==== ARTICLE ====
A Crash Course: Australia, Refugees & the Politics of Jesus

Politics of Jesus

Guest Post by Jarrod McKenna

Here’s a crash course to understand what’s happening in Australia with refugees and the politics of Jesus.

Imagine for a moment that in the lead up to the next U.S. elections, a political party changed immigration policies and took the relatively small number of people seeking safety on boats from, let’s say Cuba, and locked these persecuted people up on Guantanamo like criminals. The elderly, men, women and over 1,000 children. You would expect outcry from people across the political spectrum. Indeed there was. Only the fear campaign was so effective, the blame game so seductive and the election win so decisive, that the majority of politicians on all sides sacrificed their principles on the altar of popularity. Not to mention these desperate people; tired, poor, huddled masses yearning to breathe free… these now homeless who were literally tempest-tossed on boats sacrificed on this bloody idol of false security. Of course behind closed doors, elected officials will confess to you, as a Christian, that they personally find it abhorrent but for the sake of the party, and all the good they could do when they get into power, they rationalise with the logic of Caiaphas and get the same results: the sacrifice of the innocent.
====
- _WRITTEN REQUEST 1_
Can you copy the records exactly, starting at their first line and ending at the line that contains "cell-adults-first-diagnosed: 2 bbox=[1090, 788, 1187, 914]"?
==== THE RECORDS ====
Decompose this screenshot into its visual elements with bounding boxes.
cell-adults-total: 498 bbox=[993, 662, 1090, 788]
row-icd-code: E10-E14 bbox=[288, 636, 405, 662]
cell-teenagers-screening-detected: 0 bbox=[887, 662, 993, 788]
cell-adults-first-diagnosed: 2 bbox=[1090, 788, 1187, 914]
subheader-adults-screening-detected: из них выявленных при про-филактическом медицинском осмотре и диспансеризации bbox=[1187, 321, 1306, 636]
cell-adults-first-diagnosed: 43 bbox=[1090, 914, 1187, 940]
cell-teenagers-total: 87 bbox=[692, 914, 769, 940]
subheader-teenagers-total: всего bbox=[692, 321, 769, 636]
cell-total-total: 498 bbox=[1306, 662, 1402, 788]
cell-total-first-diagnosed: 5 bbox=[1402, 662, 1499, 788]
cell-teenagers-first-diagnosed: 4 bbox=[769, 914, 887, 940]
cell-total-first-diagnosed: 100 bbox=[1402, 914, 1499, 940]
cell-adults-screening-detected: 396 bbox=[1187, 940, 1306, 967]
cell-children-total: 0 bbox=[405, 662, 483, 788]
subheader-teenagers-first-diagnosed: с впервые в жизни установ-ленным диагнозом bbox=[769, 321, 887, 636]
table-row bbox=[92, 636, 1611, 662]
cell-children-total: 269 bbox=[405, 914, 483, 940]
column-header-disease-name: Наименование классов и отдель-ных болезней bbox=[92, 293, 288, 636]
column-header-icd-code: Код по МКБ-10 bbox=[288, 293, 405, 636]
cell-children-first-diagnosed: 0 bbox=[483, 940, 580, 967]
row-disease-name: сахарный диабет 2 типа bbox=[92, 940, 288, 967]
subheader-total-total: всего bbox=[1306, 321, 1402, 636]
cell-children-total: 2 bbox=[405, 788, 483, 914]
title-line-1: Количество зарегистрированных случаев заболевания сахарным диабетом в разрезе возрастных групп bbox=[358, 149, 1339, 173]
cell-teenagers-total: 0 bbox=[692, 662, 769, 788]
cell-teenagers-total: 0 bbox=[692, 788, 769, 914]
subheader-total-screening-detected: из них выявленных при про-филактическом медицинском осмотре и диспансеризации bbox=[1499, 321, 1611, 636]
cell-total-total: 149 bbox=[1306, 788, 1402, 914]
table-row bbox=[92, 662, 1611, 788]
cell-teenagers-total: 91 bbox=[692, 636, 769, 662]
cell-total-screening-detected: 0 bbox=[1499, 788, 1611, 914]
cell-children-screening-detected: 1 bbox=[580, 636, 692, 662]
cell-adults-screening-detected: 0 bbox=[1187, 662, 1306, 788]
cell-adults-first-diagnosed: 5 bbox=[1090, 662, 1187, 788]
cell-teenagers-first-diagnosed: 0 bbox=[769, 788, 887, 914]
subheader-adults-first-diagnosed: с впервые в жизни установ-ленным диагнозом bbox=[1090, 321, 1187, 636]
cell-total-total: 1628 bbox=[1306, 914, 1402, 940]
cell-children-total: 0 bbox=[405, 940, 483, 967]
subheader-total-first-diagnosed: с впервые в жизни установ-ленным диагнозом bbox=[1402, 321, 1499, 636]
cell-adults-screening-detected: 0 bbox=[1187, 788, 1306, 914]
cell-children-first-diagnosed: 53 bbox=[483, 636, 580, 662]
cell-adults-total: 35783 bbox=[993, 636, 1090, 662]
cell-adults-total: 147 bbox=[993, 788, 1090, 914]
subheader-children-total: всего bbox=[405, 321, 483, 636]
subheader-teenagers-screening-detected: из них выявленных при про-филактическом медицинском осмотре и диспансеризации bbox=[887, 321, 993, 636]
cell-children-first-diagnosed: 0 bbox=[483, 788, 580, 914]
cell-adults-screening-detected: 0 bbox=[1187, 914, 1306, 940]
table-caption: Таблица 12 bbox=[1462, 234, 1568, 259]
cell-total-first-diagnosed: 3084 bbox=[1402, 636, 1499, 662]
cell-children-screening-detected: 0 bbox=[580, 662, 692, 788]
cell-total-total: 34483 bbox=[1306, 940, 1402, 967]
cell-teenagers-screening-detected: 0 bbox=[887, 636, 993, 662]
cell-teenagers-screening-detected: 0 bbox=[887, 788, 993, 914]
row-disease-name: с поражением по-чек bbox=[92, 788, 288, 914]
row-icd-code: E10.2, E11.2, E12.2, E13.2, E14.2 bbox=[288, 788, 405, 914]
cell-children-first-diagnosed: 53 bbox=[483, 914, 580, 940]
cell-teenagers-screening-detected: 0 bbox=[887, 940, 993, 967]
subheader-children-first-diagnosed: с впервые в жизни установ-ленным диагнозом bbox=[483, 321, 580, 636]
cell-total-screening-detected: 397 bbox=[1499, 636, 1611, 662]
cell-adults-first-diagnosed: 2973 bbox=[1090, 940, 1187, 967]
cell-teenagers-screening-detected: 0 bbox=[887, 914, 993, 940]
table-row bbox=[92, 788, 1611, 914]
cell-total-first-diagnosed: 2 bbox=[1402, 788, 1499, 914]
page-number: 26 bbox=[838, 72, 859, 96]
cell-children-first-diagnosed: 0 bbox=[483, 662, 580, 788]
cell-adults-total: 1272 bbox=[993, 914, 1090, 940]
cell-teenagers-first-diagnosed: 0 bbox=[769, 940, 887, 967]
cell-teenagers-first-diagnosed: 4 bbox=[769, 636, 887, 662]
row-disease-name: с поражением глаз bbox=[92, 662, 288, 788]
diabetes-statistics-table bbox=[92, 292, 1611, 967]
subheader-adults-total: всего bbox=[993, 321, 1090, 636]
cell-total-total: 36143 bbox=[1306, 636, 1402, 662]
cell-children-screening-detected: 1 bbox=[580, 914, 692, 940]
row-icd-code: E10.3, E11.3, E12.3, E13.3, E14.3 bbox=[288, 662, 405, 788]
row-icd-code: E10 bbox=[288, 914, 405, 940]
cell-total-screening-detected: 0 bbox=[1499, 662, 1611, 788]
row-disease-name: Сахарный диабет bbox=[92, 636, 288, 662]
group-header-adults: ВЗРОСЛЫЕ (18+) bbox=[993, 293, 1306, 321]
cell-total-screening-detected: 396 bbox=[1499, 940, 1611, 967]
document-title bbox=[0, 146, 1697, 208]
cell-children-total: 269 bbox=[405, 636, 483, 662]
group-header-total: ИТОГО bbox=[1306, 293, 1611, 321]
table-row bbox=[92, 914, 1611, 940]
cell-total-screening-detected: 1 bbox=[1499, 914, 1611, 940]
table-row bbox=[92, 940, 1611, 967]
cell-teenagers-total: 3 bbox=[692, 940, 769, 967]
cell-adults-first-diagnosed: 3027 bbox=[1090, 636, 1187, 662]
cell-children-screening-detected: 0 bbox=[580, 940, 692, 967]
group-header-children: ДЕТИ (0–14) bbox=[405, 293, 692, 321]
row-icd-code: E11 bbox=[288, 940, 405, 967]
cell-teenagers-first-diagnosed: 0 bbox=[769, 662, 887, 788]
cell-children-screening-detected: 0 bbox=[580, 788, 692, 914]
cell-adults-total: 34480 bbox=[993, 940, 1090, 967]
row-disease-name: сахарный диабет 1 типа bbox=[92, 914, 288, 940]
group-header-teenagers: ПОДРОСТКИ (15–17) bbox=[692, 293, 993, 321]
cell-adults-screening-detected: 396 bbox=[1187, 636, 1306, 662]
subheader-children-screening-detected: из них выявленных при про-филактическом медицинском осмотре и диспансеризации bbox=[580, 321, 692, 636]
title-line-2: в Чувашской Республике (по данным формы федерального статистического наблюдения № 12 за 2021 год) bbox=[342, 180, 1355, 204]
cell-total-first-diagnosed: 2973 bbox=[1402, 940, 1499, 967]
====
- _WRITTEN REQUEST 2_
Which places are named in the guest post? List every one.

- _TASK ANSWER 1_
Decompose this screenshot into its visual elements with bounding boxes.
cell-adults-total: 498 bbox=[993, 662, 1090, 788]
row-icd-code: E10-E14 bbox=[288, 636, 405, 662]
cell-teenagers-screening-detected: 0 bbox=[887, 662, 993, 788]
cell-adults-first-diagnosed: 2 bbox=[1090, 788, 1187, 914]

- _TASK ANSWER 2_
Australia, the U.S., Cuba, Guantanamo